Stated exercise =
Count every line in the entries that contains "线程测试". Report that count alone.

Data extract =

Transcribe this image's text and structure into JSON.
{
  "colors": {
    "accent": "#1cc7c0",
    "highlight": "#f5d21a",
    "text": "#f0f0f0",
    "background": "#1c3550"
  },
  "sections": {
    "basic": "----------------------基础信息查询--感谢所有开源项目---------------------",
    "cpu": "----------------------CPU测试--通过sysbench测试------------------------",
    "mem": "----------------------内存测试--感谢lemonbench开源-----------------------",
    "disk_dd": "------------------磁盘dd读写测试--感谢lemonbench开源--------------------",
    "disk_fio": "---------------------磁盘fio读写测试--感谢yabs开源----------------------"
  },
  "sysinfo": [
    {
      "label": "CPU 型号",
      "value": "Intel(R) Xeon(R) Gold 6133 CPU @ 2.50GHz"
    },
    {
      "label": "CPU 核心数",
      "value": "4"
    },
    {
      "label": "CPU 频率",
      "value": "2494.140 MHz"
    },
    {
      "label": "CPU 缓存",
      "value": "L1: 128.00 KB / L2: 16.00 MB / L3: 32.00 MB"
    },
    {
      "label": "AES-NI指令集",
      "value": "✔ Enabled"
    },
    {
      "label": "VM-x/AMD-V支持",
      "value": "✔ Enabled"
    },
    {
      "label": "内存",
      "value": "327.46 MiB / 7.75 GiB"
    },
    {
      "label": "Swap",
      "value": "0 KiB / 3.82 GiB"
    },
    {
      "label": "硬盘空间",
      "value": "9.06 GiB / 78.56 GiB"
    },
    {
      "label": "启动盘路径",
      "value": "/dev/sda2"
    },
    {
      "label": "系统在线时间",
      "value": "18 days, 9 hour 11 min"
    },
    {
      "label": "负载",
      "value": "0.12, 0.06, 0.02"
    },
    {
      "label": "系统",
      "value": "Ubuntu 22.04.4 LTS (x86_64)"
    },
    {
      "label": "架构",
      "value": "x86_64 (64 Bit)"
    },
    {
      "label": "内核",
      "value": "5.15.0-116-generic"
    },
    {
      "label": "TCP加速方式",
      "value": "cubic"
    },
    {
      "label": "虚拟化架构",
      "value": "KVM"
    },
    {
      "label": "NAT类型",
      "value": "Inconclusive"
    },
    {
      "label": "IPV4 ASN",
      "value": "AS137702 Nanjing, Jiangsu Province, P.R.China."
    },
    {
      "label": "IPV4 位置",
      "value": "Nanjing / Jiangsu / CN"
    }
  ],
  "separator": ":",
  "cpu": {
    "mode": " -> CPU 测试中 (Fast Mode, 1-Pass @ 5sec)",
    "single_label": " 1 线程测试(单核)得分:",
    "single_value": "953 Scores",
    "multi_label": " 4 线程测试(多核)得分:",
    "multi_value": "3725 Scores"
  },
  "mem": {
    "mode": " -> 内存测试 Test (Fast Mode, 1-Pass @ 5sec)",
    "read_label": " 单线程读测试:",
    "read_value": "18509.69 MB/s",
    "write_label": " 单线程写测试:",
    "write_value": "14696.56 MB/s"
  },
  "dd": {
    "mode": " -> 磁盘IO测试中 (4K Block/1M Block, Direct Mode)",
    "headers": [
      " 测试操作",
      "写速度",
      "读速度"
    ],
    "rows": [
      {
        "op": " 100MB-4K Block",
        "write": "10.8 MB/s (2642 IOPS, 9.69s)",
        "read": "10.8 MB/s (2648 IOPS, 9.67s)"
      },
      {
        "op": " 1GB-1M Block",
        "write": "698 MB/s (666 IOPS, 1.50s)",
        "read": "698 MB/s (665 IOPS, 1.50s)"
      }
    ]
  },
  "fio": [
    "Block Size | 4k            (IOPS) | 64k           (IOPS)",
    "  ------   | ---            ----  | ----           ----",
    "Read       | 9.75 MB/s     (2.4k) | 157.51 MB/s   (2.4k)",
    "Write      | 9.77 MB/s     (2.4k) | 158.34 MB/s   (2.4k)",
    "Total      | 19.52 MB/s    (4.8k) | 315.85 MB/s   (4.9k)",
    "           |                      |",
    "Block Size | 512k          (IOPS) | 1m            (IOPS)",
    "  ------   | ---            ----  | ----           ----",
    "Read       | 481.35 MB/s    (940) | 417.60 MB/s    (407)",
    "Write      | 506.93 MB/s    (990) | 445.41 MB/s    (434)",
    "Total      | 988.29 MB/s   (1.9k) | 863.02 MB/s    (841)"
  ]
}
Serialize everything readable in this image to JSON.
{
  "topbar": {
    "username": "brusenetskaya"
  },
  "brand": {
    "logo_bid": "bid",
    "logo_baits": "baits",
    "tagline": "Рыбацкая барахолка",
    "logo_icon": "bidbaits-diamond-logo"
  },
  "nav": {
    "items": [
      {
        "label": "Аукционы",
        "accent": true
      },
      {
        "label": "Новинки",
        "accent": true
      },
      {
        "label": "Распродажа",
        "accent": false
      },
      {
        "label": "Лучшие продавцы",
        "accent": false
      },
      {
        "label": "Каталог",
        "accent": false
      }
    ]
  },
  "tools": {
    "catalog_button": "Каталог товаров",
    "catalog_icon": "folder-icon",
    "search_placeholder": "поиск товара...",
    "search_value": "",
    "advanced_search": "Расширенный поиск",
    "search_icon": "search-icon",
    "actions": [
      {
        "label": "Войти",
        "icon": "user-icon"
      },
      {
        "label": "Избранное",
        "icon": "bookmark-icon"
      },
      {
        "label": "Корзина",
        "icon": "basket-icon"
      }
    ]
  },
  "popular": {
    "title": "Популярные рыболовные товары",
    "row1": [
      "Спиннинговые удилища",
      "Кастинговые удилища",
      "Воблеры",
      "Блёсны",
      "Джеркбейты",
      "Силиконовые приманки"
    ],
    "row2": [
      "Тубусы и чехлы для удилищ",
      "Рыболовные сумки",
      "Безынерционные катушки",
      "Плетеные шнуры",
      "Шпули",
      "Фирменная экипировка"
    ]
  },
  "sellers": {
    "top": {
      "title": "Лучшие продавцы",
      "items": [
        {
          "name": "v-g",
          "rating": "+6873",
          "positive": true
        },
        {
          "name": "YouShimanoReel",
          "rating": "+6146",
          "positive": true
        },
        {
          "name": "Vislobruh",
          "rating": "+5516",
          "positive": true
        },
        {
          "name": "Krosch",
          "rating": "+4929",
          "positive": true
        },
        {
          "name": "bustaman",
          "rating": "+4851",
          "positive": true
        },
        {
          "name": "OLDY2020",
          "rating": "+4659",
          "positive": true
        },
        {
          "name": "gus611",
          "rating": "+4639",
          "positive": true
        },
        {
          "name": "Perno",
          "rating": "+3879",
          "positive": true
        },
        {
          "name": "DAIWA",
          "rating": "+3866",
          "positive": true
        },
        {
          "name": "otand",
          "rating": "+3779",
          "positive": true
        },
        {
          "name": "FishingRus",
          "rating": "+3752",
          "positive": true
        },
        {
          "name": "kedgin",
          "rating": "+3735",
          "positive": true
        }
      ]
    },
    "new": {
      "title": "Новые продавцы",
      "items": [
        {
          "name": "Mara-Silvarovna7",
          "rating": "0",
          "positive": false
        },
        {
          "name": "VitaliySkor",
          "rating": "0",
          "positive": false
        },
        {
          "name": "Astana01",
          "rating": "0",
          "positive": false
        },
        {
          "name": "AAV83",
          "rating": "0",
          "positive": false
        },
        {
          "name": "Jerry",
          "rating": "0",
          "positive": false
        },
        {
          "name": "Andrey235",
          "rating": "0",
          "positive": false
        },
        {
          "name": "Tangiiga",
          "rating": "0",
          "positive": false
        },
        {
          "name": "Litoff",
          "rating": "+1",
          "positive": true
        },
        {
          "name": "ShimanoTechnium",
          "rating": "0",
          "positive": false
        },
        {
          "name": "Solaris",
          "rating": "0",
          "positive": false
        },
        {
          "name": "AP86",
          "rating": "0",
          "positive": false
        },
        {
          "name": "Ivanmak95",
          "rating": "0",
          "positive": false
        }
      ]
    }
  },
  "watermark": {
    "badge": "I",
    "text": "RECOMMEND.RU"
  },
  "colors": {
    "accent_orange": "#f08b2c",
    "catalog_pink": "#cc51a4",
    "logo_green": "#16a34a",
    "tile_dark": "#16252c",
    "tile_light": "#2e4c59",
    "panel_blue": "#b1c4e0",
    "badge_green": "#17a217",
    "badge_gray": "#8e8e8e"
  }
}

Full response =
2